WRITTEN REQUEST
Return the number of lines that include the string "type", without any other text.

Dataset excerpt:
--- Begin ---
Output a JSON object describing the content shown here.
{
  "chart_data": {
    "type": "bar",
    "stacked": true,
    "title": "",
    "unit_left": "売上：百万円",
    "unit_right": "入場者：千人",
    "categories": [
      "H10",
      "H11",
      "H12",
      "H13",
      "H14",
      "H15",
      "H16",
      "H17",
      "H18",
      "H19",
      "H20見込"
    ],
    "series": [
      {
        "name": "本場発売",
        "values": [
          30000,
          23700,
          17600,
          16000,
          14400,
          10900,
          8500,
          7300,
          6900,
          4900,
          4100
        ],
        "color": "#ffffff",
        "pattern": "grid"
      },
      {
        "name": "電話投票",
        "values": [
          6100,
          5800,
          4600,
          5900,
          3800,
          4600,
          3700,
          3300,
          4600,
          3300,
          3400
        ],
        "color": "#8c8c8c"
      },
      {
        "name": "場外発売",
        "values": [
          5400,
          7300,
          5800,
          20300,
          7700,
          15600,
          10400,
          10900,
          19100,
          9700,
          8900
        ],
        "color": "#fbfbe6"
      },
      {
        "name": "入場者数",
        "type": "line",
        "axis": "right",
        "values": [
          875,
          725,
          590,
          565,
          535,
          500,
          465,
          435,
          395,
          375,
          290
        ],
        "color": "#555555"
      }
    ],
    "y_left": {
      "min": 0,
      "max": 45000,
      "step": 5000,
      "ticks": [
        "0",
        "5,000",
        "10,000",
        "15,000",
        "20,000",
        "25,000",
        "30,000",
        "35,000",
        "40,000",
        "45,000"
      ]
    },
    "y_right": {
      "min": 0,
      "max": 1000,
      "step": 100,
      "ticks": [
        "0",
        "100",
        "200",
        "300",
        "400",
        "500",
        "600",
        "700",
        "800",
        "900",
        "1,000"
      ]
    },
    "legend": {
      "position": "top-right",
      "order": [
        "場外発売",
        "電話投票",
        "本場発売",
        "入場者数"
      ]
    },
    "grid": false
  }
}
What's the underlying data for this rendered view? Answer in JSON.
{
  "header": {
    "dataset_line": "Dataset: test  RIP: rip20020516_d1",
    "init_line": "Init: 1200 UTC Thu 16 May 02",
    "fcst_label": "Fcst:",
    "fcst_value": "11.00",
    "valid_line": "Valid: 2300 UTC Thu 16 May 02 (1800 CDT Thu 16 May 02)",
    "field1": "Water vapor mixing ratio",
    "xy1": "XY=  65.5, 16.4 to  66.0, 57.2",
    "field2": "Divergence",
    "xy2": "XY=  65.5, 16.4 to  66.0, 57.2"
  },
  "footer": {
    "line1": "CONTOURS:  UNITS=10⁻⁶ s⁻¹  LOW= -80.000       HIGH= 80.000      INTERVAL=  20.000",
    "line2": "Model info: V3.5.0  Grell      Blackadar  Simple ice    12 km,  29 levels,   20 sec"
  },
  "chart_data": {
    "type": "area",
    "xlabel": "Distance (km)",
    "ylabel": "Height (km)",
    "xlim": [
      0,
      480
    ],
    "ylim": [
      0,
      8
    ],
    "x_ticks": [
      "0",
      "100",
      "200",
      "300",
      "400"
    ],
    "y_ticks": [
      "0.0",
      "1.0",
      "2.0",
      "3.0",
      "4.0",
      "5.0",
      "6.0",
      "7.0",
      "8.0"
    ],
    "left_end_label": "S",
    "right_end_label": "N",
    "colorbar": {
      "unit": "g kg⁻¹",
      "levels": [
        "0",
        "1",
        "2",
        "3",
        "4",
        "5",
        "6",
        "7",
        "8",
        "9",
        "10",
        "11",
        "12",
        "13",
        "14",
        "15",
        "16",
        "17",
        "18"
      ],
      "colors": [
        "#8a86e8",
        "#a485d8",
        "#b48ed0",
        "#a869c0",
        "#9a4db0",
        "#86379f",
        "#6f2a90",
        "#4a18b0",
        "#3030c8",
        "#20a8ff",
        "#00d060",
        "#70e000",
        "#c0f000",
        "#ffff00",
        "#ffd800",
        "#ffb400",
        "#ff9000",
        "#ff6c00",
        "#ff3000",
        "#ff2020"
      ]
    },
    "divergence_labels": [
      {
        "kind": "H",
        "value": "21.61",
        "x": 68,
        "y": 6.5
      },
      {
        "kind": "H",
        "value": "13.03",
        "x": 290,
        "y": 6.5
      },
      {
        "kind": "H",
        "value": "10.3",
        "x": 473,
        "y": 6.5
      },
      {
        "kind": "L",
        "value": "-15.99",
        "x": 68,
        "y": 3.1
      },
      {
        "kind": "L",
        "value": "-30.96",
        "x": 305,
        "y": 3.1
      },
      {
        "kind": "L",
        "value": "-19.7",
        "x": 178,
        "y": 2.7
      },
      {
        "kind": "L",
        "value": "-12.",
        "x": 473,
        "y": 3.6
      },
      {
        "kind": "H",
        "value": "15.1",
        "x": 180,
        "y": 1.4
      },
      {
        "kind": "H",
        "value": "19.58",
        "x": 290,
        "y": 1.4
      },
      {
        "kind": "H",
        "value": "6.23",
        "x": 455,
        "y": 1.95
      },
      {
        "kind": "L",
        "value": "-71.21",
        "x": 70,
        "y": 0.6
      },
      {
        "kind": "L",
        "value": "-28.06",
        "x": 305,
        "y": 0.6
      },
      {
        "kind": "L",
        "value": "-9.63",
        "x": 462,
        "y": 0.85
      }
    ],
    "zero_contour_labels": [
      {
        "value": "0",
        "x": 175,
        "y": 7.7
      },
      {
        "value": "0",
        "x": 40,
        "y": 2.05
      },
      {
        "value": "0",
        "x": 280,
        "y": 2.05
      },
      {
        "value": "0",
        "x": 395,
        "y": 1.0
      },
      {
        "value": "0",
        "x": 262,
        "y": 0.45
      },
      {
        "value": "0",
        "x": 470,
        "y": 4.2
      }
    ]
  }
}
--- End ---
--- Begin ---
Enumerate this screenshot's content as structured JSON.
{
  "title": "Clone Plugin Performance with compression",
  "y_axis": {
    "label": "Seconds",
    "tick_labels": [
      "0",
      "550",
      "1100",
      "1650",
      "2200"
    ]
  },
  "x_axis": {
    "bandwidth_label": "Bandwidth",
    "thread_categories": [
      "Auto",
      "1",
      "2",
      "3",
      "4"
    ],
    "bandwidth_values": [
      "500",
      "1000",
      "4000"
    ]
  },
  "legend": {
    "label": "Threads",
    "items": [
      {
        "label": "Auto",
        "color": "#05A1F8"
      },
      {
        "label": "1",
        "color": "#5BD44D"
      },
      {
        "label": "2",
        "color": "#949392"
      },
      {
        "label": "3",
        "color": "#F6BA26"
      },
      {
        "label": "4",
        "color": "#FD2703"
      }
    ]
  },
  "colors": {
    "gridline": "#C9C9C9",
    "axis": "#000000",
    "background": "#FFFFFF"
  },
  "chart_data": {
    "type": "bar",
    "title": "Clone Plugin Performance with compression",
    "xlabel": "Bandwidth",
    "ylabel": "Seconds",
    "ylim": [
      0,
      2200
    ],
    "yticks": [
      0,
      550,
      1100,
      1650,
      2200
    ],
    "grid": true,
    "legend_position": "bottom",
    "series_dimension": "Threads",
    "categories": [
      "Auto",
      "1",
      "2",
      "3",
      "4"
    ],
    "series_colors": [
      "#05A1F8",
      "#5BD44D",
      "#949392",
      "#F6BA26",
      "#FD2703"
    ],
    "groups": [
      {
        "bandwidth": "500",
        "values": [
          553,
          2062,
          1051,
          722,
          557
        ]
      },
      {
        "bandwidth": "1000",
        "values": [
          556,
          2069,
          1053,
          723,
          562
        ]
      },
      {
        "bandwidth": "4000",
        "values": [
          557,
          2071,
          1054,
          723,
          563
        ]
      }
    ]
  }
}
--- End ---
SOLUTION
4